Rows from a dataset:
--*--
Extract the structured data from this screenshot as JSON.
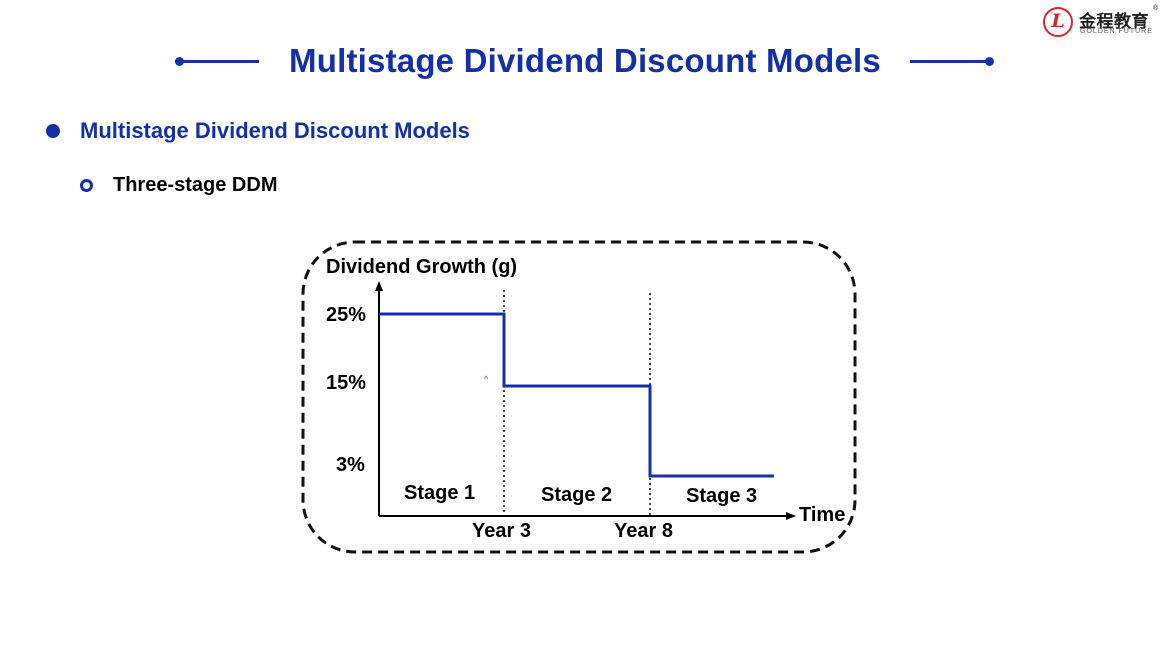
{
  "header": {
    "title": "Multistage Dividend Discount Models",
    "logo": {
      "emblem": "L",
      "chinese_name": "金程教育",
      "english_name": "GOLDEN FUTURE",
      "registered_mark": "®"
    }
  },
  "content": {
    "bullet_level1": "Multistage Dividend Discount Models",
    "bullet_level2": "Three-stage DDM"
  },
  "diagram": {
    "y_axis_label": "Dividend Growth (g)",
    "x_axis_label": "Time",
    "y_ticks": [
      "25%",
      "15%",
      "3%"
    ],
    "x_ticks": [
      "Year 3",
      "Year 8"
    ],
    "stages": [
      {
        "label": "Stage 1",
        "growth": "25%",
        "end": "Year 3"
      },
      {
        "label": "Stage 2",
        "growth": "15%",
        "end": "Year 8"
      },
      {
        "label": "Stage 3",
        "growth": "3%"
      }
    ],
    "colors": {
      "step_line": "#1330a8",
      "border": "#111111",
      "title": "#1330a8"
    }
  }
}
--*--
Stated goal:
Write out each line of the data exactly; the images should be left out.

Exercise solution:
Extract the structured data from this screenshot as JSON.
{
  "header": {
    "title": "Multistage Dividend Discount Models",
    "logo": {
      "emblem": "L",
      "chinese_name": "金程教育",
      "english_name": "GOLDEN FUTURE",
      "registered_mark": "®"
    }
  },
  "content": {
    "bullet_level1": "Multistage Dividend Discount Models",
    "bullet_level2": "Three-stage DDM"
  },
  "diagram": {
    "y_axis_label": "Dividend Growth (g)",
    "x_axis_label": "Time",
    "y_ticks": [
      "25%",
      "15%",
      "3%"
    ],
    "x_ticks": [
      "Year 3",
      "Year 8"
    ],
    "stages": [
      {
        "label": "Stage 1",
        "growth": "25%",
        "end": "Year 3"
      },
      {
        "label": "Stage 2",
        "growth": "15%",
        "end": "Year 8"
      },
      {
        "label": "Stage 3",
        "growth": "3%"
      }
    ],
    "colors": {
      "step_line": "#1330a8",
      "border": "#111111",
      "title": "#1330a8"
    }
  }
}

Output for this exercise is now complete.